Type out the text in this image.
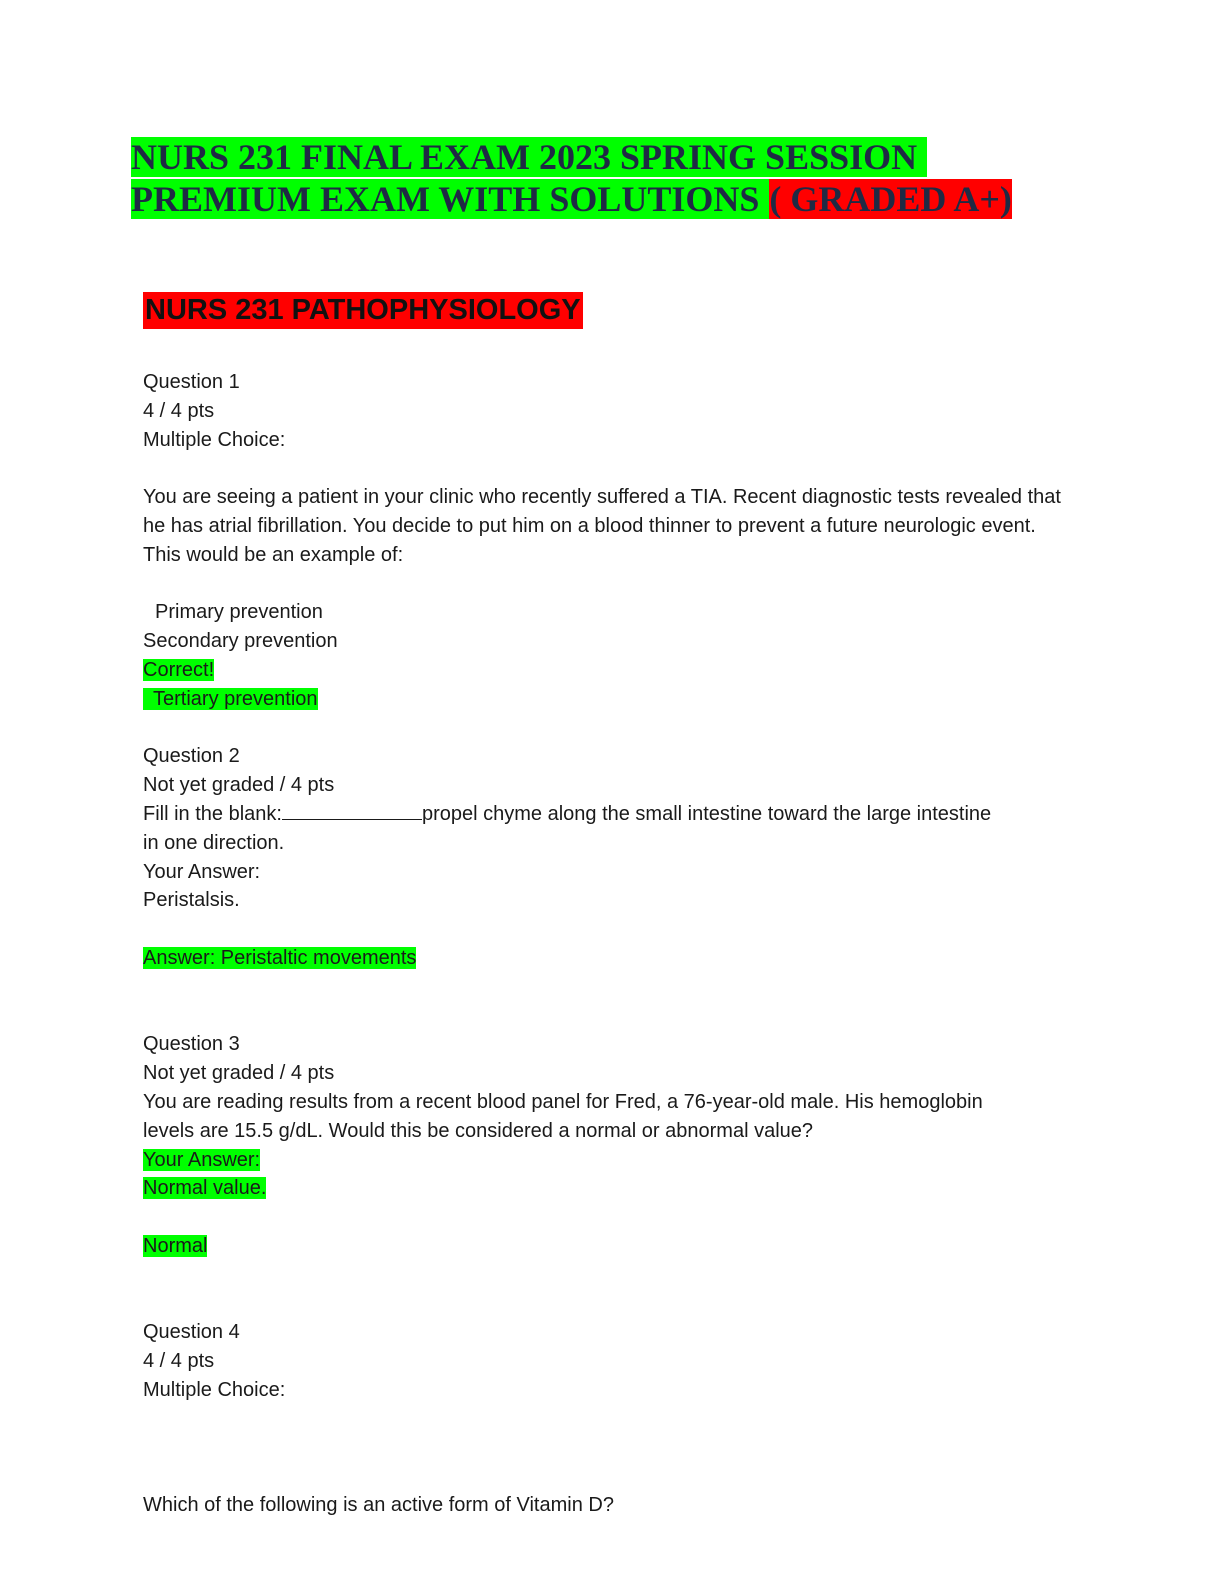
NURS 231 FINAL EXAM 2023 SPRING SESSION
PREMIUM EXAM WITH SOLUTIONS ( GRADED A+)
NURS 231 PATHOPHYSIOLOGY
Question 1
4 / 4 pts
Multiple Choice:
You are seeing a patient in your clinic who recently suffered a TIA. Recent diagnostic tests revealed that he has atrial fibrillation. You decide to put him on a blood thinner to prevent a future neurologic event. This would be an example of:
Primary prevention
Secondary prevention
Correct!
Tertiary prevention
Question 2
Not yet graded / 4 pts
Fill in the blank:	propel chyme along the small intestine toward the large intestine
in one direction.
Your Answer:
Peristalsis.
Answer: Peristaltic movements
Question 3
Not yet graded / 4 pts
You are reading results from a recent blood panel for Fred, a 76-year-old male. His hemoglobin
levels are 15.5 g/dL. Would this be considered a normal or abnormal value?
Your Answer:
Normal value.
Normal
Question 4
4 / 4 pts
Multiple Choice:
Which of the following is an active form of Vitamin D?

### What to do
Leave out all pictures, then copy the remaining material exactly.

### Written response
Type out the text in this image.
NURS 231 FINAL EXAM 2023 SPRING SESSION
PREMIUM EXAM WITH SOLUTIONS ( GRADED A+)
NURS 231 PATHOPHYSIOLOGY
Question 1
4 / 4 pts
Multiple Choice:
You are seeing a patient in your clinic who recently suffered a TIA. Recent diagnostic tests revealed that he has atrial fibrillation. You decide to put him on a blood thinner to prevent a future neurologic event. This would be an example of:
Primary prevention
Secondary prevention
Correct!
Tertiary prevention
Question 2
Not yet graded / 4 pts
Fill in the blank:	propel chyme along the small intestine toward the large intestine
in one direction.
Your Answer:
Peristalsis.
Answer: Peristaltic movements
Question 3
Not yet graded / 4 pts
You are reading results from a recent blood panel for Fred, a 76-year-old male. His hemoglobin
levels are 15.5 g/dL. Would this be considered a normal or abnormal value?
Your Answer:
Normal value.
Normal
Question 4
4 / 4 pts
Multiple Choice:
Which of the following is an active form of Vitamin D?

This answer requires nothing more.